╔══

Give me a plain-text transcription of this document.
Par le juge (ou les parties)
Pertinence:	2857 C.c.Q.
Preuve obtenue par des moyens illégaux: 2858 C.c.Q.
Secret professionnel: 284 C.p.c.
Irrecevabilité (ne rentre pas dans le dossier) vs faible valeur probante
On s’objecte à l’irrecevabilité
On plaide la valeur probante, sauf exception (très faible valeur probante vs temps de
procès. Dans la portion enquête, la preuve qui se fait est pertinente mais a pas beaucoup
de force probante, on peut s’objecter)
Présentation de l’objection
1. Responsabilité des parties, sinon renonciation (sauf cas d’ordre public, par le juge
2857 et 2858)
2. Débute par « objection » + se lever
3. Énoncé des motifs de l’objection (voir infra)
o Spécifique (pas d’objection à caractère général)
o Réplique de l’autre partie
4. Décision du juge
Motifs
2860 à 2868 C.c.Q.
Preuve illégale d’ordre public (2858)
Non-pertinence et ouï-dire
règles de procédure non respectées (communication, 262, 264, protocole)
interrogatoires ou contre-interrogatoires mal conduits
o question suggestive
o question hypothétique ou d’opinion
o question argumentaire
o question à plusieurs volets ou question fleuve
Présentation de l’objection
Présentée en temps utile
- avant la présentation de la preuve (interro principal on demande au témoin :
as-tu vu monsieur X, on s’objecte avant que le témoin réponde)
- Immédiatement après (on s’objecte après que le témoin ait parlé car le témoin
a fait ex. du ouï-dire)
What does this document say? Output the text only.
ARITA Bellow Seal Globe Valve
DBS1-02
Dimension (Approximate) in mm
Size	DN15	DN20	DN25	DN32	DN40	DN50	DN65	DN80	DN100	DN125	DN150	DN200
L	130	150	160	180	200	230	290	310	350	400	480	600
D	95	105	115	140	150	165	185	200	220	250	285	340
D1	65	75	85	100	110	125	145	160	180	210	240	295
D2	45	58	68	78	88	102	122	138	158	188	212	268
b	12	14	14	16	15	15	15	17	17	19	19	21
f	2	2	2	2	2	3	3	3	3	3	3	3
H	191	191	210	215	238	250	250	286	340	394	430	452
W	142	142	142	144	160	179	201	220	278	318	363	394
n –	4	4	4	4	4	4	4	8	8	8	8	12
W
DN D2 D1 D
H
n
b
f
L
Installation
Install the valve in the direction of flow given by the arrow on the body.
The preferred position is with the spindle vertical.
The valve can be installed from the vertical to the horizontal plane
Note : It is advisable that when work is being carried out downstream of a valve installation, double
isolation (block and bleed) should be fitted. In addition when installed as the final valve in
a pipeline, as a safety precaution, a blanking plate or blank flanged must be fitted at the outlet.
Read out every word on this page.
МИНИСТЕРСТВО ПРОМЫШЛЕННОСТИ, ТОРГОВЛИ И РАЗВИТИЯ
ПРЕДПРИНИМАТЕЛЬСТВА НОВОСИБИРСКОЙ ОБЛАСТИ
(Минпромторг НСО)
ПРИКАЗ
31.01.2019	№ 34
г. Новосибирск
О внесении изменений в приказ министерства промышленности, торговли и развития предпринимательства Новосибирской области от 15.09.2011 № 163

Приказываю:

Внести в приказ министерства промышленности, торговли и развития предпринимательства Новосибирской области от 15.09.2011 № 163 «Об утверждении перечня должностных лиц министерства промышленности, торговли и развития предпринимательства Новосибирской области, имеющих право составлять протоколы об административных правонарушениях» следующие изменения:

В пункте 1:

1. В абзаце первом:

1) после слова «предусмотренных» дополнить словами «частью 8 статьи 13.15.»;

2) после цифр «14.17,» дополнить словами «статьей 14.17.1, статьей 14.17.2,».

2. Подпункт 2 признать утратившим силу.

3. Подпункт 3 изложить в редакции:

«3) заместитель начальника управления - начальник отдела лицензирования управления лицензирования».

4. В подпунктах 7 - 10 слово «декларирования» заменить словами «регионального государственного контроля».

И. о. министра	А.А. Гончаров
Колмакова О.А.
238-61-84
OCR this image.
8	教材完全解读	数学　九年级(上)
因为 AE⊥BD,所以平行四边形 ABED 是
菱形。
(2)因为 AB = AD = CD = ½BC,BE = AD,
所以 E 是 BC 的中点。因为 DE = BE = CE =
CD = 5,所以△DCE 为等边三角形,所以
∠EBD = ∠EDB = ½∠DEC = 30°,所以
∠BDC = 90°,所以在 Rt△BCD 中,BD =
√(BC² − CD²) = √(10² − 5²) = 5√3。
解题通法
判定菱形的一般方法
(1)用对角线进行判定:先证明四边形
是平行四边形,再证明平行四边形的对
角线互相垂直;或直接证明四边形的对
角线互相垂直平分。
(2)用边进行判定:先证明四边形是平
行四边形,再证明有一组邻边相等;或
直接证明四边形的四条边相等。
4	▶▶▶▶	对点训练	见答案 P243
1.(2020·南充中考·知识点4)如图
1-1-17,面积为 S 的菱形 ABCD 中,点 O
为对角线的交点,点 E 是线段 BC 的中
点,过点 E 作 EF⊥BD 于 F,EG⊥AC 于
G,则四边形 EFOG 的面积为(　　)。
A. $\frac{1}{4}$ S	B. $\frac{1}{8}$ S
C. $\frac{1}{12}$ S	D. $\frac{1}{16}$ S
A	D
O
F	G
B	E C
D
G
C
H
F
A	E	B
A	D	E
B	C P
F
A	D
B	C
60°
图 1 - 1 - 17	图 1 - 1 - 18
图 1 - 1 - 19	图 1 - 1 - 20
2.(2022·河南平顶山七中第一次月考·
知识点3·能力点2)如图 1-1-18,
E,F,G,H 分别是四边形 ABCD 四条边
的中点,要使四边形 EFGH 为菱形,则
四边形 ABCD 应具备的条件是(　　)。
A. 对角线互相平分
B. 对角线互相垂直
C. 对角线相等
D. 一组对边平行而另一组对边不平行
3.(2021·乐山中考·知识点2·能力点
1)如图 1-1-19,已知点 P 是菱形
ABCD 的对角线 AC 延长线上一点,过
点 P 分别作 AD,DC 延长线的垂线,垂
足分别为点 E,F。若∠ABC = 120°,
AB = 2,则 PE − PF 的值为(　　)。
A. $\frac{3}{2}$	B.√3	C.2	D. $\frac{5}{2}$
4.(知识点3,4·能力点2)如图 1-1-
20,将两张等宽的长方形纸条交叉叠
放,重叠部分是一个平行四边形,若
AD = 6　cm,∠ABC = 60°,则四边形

╚══

■ STATED PROBLEM:
Reproduce every line above without error.

■ RESPONSE TO THIS TASK:
Give me a plain-text transcription of this document.
Par le juge (ou les parties)
Pertinence:	2857 C.c.Q.
Preuve obtenue par des moyens illégaux: 2858 C.c.Q.
Secret professionnel: 284 C.p.c.
Irrecevabilité (ne rentre pas dans le dossier) vs faible valeur probante
On s’objecte à l’irrecevabilité
On plaide la valeur probante, sauf exception (très faible valeur probante vs temps de
procès. Dans la portion enquête, la preuve qui se fait est pertinente mais a pas beaucoup
de force probante, on peut s’objecter)
Présentation de l’objection
1. Responsabilité des parties, sinon renonciation (sauf cas d’ordre public, par le juge
2857 et 2858)
2. Débute par « objection » + se lever
3. Énoncé des motifs de l’objection (voir infra)
o Spécifique (pas d’objection à caractère général)
o Réplique de l’autre partie
4. Décision du juge
Motifs
2860 à 2868 C.c.Q.
Preuve illégale d’ordre public (2858)
Non-pertinence et ouï-dire
règles de procédure non respectées (communication, 262, 264, protocole)
interrogatoires ou contre-interrogatoires mal conduits
o question suggestive
o question hypothétique ou d’opinion
o question argumentaire
o question à plusieurs volets ou question fleuve
Présentation de l’objection
Présentée en temps utile
- avant la présentation de la preuve (interro principal on demande au témoin :
as-tu vu monsieur X, on s’objecte avant que le témoin réponde)
- Immédiatement après (on s’objecte après que le témoin ait parlé car le témoin
a fait ex. du ouï-dire)
What does this document say? Output the text only.
ARITA Bellow Seal Globe Valve
DBS1-02
Dimension (Approximate) in mm
Size	DN15	DN20	DN25	DN32	DN40	DN50	DN65	DN80	DN100	DN125	DN150	DN200
L	130	150	160	180	200	230	290	310	350	400	480	600
D	95	105	115	140	150	165	185	200	220	250	285	340
D1	65	75	85	100	110	125	145	160	180	210	240	295
D2	45	58	68	78	88	102	122	138	158	188	212	268
b	12	14	14	16	15	15	15	17	17	19	19	21
f	2	2	2	2	2	3	3	3	3	3	3	3
H	191	191	210	215	238	250	250	286	340	394	430	452
W	142	142	142	144	160	179	201	220	278	318	363	394
n –	4	4	4	4	4	4	4	8	8	8	8	12
W
DN D2 D1 D
H
n
b
f
L
Installation
Install the valve in the direction of flow given by the arrow on the body.
The preferred position is with the spindle vertical.
The valve can be installed from the vertical to the horizontal plane
Note : It is advisable that when work is being carried out downstream of a valve installation, double
isolation (block and bleed) should be fitted. In addition when installed as the final valve in
a pipeline, as a safety precaution, a blanking plate or blank flanged must be fitted at the outlet.
Read out every word on this page.
МИНИСТЕРСТВО ПРОМЫШЛЕННОСТИ, ТОРГОВЛИ И РАЗВИТИЯ
ПРЕДПРИНИМАТЕЛЬСТВА НОВОСИБИРСКОЙ ОБЛАСТИ
(Минпромторг НСО)
ПРИКАЗ
31.01.2019	№ 34
г. Новосибирск
О внесении изменений в приказ министерства промышленности, торговли и развития предпринимательства Новосибирской области от 15.09.2011 № 163

Приказываю:

Внести в приказ министерства промышленности, торговли и развития предпринимательства Новосибирской области от 15.09.2011 № 163 «Об утверждении перечня должностных лиц министерства промышленности, торговли и развития предпринимательства Новосибирской области, имеющих право составлять протоколы об административных правонарушениях» следующие изменения:

В пункте 1:

1. В абзаце первом:

1) после слова «предусмотренных» дополнить словами «частью 8 статьи 13.15.»;

2) после цифр «14.17,» дополнить словами «статьей 14.17.1, статьей 14.17.2,».

2. Подпункт 2 признать утратившим силу.

3. Подпункт 3 изложить в редакции:

«3) заместитель начальника управления - начальник отдела лицензирования управления лицензирования».

4. В подпунктах 7 - 10 слово «декларирования» заменить словами «регионального государственного контроля».

И. о. министра	А.А. Гончаров
Колмакова О.А.
238-61-84
OCR this image.
8	教材完全解读	数学　九年级(上)
因为 AE⊥BD,所以平行四边形 ABED 是
菱形。
(2)因为 AB = AD = CD = ½BC,BE = AD,
所以 E 是 BC 的中点。因为 DE = BE = CE =
CD = 5,所以△DCE 为等边三角形,所以
∠EBD = ∠EDB = ½∠DEC = 30°,所以
∠BDC = 90°,所以在 Rt△BCD 中,BD =
√(BC² − CD²) = √(10² − 5²) = 5√3。
解题通法
判定菱形的一般方法
(1)用对角线进行判定:先证明四边形
是平行四边形,再证明平行四边形的对
角线互相垂直;或直接证明四边形的对
角线互相垂直平分。
(2)用边进行判定:先证明四边形是平
行四边形,再证明有一组邻边相等;或
直接证明四边形的四条边相等。
4	▶▶▶▶	对点训练	见答案 P243
1.(2020·南充中考·知识点4)如图
1-1-17,面积为 S 的菱形 ABCD 中,点 O
为对角线的交点,点 E 是线段 BC 的中
点,过点 E 作 EF⊥BD 于 F,EG⊥AC 于
G,则四边形 EFOG 的面积为(　　)。
A. $\frac{1}{4}$ S	B. $\frac{1}{8}$ S
C. $\frac{1}{12}$ S	D. $\frac{1}{16}$ S
A	D
O
F	G
B	E C
D
G
C
H
F
A	E	B
A	D	E
B	C P
F
A	D
B	C
60°
图 1 - 1 - 17	图 1 - 1 - 18
图 1 - 1 - 19	图 1 - 1 - 20
2.(2022·河南平顶山七中第一次月考·
知识点3·能力点2)如图 1-1-18,
E,F,G,H 分别是四边形 ABCD 四条边
的中点,要使四边形 EFGH 为菱形,则
四边形 ABCD 应具备的条件是(　　)。
A. 对角线互相平分
B. 对角线互相垂直
C. 对角线相等
D. 一组对边平行而另一组对边不平行
3.(2021·乐山中考·知识点2·能力点
1)如图 1-1-19,已知点 P 是菱形
ABCD 的对角线 AC 延长线上一点,过
点 P 分别作 AD,DC 延长线的垂线,垂
足分别为点 E,F。若∠ABC = 120°,
AB = 2,则 PE − PF 的值为(　　)。
A. $\frac{3}{2}$	B.√3	C.2	D. $\frac{5}{2}$
4.(知识点3,4·能力点2)如图 1-1-
20,将两张等宽的长方形纸条交叉叠
放,重叠部分是一个平行四边形,若
AD = 6　cm,∠ABC = 60°,则四边形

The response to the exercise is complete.